WHAT TO DO: Beneath this sentence is a set of records; write each of them out exactly.
::::
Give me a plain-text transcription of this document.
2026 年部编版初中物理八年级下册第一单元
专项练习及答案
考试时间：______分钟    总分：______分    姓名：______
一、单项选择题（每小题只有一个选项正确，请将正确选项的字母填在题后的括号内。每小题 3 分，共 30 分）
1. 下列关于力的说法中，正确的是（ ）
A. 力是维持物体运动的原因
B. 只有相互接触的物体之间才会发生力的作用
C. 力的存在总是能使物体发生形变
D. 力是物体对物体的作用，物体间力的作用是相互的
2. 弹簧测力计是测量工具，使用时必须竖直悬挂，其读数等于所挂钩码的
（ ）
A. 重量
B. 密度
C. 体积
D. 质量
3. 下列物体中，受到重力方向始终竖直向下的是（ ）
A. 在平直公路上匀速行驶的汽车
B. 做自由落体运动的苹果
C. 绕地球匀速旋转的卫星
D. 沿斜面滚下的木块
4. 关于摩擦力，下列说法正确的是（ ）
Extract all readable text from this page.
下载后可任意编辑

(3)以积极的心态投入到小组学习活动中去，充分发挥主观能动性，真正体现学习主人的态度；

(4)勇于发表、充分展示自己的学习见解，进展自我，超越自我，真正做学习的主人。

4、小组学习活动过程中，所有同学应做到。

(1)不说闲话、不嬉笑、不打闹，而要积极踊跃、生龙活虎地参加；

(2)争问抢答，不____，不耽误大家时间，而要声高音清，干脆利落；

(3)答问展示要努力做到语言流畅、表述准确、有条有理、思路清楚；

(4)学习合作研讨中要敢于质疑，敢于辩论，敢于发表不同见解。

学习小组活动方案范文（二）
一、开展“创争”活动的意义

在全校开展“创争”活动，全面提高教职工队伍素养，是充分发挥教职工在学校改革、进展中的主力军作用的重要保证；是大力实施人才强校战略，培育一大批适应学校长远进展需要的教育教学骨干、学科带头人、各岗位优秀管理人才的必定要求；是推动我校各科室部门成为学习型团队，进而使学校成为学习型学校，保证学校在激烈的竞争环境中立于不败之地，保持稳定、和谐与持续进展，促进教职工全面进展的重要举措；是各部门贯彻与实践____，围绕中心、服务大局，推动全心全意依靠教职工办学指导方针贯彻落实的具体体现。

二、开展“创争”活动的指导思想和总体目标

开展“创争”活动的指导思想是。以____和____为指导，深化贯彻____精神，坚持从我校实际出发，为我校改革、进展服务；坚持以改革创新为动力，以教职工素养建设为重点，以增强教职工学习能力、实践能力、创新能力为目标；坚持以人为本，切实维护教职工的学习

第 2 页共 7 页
::::
EXPECTED ANSWER:
Give me a plain-text transcription of this document.
2026 年部编版初中物理八年级下册第一单元
专项练习及答案
考试时间：______分钟    总分：______分    姓名：______
一、单项选择题（每小题只有一个选项正确，请将正确选项的字母填在题后的括号内。每小题 3 分，共 30 分）
1. 下列关于力的说法中，正确的是（ ）
A. 力是维持物体运动的原因
B. 只有相互接触的物体之间才会发生力的作用
C. 力的存在总是能使物体发生形变
D. 力是物体对物体的作用，物体间力的作用是相互的
2. 弹簧测力计是测量工具，使用时必须竖直悬挂，其读数等于所挂钩码的
（ ）
A. 重量
B. 密度
C. 体积
D. 质量
3. 下列物体中，受到重力方向始终竖直向下的是（ ）
A. 在平直公路上匀速行驶的汽车
B. 做自由落体运动的苹果
C. 绕地球匀速旋转的卫星
D. 沿斜面滚下的木块
4. 关于摩擦力，下列说法正确的是（ ）
Extract all readable text from this page.
下载后可任意编辑

(3)以积极的心态投入到小组学习活动中去，充分发挥主观能动性，真正体现学习主人的态度；

(4)勇于发表、充分展示自己的学习见解，进展自我，超越自我，真正做学习的主人。

4、小组学习活动过程中，所有同学应做到。

(1)不说闲话、不嬉笑、不打闹，而要积极踊跃、生龙活虎地参加；

(2)争问抢答，不____，不耽误大家时间，而要声高音清，干脆利落；

(3)答问展示要努力做到语言流畅、表述准确、有条有理、思路清楚；

(4)学习合作研讨中要敢于质疑，敢于辩论，敢于发表不同见解。

学习小组活动方案范文（二）
一、开展“创争”活动的意义

在全校开展“创争”活动，全面提高教职工队伍素养，是充分发挥教职工在学校改革、进展中的主力军作用的重要保证；是大力实施人才强校战略，培育一大批适应学校长远进展需要的教育教学骨干、学科带头人、各岗位优秀管理人才的必定要求；是推动我校各科室部门成为学习型团队，进而使学校成为学习型学校，保证学校在激烈的竞争环境中立于不败之地，保持稳定、和谐与持续进展，促进教职工全面进展的重要举措；是各部门贯彻与实践____，围绕中心、服务大局，推动全心全意依靠教职工办学指导方针贯彻落实的具体体现。

二、开展“创争”活动的指导思想和总体目标

开展“创争”活动的指导思想是。以____和____为指导，深化贯彻____精神，坚持从我校实际出发，为我校改革、进展服务；坚持以改革创新为动力，以教职工素养建设为重点，以增强教职工学习能力、实践能力、创新能力为目标；坚持以人为本，切实维护教职工的学习

第 2 页共 7 页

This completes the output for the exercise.